» **To do**
Nothing but the lines from the one containing "Transcribe this chart's" to the end of the data should be returned, each exactly as written.

» **Data to process**
.....

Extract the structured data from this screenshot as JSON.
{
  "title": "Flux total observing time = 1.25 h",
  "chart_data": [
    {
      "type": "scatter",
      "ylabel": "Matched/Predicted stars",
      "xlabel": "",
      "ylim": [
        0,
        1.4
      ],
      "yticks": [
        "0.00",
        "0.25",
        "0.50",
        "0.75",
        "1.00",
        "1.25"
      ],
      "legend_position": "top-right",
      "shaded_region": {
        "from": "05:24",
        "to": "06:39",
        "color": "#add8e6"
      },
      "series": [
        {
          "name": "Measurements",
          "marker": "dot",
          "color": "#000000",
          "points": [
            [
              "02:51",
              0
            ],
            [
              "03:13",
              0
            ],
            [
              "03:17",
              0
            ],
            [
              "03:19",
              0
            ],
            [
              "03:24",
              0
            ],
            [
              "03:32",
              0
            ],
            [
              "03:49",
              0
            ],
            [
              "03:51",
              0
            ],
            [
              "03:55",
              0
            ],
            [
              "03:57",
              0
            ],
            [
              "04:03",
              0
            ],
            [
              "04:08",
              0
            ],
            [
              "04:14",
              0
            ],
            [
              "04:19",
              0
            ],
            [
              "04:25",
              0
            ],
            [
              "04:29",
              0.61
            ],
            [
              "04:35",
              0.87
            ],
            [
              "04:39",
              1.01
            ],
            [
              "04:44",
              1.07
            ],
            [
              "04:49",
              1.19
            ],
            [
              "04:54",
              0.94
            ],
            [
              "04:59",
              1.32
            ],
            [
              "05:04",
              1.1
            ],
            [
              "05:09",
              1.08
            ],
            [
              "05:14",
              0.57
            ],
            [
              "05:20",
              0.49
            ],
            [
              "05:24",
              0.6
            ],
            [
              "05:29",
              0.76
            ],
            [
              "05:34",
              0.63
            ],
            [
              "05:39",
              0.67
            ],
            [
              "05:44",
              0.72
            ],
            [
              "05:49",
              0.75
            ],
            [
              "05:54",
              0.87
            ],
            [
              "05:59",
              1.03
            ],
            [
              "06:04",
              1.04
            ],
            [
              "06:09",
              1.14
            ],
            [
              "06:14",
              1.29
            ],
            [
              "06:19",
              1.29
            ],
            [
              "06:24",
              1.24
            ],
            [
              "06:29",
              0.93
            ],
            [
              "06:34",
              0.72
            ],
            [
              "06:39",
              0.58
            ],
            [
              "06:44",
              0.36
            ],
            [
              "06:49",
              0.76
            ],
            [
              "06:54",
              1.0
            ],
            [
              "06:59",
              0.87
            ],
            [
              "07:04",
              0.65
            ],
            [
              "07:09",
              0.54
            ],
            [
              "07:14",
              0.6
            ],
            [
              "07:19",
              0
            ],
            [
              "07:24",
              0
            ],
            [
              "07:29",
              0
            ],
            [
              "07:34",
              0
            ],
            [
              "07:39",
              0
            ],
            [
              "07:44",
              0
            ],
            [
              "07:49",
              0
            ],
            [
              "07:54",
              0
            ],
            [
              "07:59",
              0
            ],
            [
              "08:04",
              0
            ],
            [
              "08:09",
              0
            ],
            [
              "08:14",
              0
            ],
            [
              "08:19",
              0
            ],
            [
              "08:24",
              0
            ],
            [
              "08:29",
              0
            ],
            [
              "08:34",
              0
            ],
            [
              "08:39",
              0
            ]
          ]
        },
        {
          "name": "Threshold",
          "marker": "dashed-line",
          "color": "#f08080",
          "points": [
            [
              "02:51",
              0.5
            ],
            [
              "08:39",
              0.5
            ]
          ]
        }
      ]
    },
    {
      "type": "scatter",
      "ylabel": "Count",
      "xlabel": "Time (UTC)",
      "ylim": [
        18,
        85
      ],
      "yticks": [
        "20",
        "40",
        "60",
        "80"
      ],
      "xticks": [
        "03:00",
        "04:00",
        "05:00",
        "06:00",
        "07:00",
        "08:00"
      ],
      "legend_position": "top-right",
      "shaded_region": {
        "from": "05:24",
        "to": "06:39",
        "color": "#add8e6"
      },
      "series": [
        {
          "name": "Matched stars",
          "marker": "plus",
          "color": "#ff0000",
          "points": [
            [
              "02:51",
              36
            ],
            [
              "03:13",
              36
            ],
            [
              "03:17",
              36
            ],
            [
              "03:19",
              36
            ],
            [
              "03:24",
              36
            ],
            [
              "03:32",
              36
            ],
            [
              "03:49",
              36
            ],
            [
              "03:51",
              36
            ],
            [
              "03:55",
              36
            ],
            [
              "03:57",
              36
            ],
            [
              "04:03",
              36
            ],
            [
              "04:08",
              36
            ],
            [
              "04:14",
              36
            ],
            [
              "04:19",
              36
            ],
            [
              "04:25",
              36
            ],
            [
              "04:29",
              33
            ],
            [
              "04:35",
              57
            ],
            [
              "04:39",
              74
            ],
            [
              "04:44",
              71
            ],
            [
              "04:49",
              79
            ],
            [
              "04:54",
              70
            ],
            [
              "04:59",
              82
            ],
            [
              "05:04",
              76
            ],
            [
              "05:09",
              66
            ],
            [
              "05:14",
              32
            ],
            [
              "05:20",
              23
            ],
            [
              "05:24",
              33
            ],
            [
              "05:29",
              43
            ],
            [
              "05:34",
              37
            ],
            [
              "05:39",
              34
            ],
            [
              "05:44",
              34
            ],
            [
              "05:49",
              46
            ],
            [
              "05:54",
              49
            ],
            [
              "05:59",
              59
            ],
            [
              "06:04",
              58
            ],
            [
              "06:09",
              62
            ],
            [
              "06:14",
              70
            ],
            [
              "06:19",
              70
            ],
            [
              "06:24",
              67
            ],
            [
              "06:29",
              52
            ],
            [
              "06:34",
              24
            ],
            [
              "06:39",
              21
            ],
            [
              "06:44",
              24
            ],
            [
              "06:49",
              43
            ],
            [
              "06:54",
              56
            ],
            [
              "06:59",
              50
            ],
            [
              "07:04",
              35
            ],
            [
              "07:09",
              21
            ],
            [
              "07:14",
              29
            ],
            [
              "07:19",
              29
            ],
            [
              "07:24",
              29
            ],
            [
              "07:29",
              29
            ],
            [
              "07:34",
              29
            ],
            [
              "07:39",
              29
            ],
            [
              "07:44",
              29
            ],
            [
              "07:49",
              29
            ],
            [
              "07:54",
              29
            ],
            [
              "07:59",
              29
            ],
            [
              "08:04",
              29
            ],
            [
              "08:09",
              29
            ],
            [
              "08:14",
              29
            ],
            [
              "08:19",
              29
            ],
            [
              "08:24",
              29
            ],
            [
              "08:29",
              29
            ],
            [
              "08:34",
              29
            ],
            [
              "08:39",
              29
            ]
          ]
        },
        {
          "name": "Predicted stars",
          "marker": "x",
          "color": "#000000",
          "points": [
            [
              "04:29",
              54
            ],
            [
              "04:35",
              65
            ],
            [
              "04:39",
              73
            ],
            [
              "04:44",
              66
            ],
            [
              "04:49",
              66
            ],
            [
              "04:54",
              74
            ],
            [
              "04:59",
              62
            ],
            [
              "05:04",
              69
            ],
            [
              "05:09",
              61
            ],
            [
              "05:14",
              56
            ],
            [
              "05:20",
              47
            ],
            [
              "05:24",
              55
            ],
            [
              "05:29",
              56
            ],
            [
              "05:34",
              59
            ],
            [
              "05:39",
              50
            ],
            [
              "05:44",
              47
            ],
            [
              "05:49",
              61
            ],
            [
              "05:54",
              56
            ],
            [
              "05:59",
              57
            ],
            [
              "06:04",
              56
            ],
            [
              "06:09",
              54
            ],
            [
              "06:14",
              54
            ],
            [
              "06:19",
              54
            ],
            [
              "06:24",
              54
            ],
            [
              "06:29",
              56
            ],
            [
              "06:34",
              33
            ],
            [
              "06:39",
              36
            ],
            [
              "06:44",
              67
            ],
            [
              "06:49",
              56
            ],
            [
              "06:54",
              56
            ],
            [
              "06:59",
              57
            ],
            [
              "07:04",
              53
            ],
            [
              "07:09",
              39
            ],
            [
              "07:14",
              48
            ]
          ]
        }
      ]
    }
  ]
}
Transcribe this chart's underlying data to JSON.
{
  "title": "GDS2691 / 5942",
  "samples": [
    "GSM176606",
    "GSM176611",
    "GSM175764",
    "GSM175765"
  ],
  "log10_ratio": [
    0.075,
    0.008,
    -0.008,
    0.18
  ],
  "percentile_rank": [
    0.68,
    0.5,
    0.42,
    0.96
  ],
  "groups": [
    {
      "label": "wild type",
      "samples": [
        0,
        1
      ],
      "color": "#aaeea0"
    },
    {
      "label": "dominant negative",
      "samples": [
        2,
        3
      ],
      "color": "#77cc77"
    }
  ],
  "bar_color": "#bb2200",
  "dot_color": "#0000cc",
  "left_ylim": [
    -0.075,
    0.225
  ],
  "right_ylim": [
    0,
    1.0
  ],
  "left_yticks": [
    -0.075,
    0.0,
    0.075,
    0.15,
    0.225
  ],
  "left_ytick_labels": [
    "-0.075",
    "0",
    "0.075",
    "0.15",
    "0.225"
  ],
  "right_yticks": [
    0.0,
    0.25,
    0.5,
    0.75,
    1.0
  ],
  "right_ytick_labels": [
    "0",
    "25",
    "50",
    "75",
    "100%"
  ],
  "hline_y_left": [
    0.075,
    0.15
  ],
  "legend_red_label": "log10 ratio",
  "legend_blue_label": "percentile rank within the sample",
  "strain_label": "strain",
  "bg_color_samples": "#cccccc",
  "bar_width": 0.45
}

.....

» **Response below**
Transcribe this chart's underlying data to JSON.
{
  "title": "GDS2691 / 5942",
  "samples": [
    "GSM176606",
    "GSM176611",
    "GSM175764",
    "GSM175765"
  ],
  "log10_ratio": [
    0.075,
    0.008,
    -0.008,
    0.18
  ],
  "percentile_rank": [
    0.68,
    0.5,
    0.42,
    0.96
  ],
  "groups": [
    {
      "label": "wild type",
      "samples": [
        0,
        1
      ],
      "color": "#aaeea0"
    },
    {
      "label": "dominant negative",
      "samples": [
        2,
        3
      ],
      "color": "#77cc77"
    }
  ],
  "bar_color": "#bb2200",
  "dot_color": "#0000cc",
  "left_ylim": [
    -0.075,
    0.225
  ],
  "right_ylim": [
    0,
    1.0
  ],
  "left_yticks": [
    -0.075,
    0.0,
    0.075,
    0.15,
    0.225
  ],
  "left_ytick_labels": [
    "-0.075",
    "0",
    "0.075",
    "0.15",
    "0.225"
  ],
  "right_yticks": [
    0.0,
    0.25,
    0.5,
    0.75,
    1.0
  ],
  "right_ytick_labels": [
    "0",
    "25",
    "50",
    "75",
    "100%"
  ],
  "hline_y_left": [
    0.075,
    0.15
  ],
  "legend_red_label": "log10 ratio",
  "legend_blue_label": "percentile rank within the sample",
  "strain_label": "strain",
  "bg_color_samples": "#cccccc",
  "bar_width": 0.45
}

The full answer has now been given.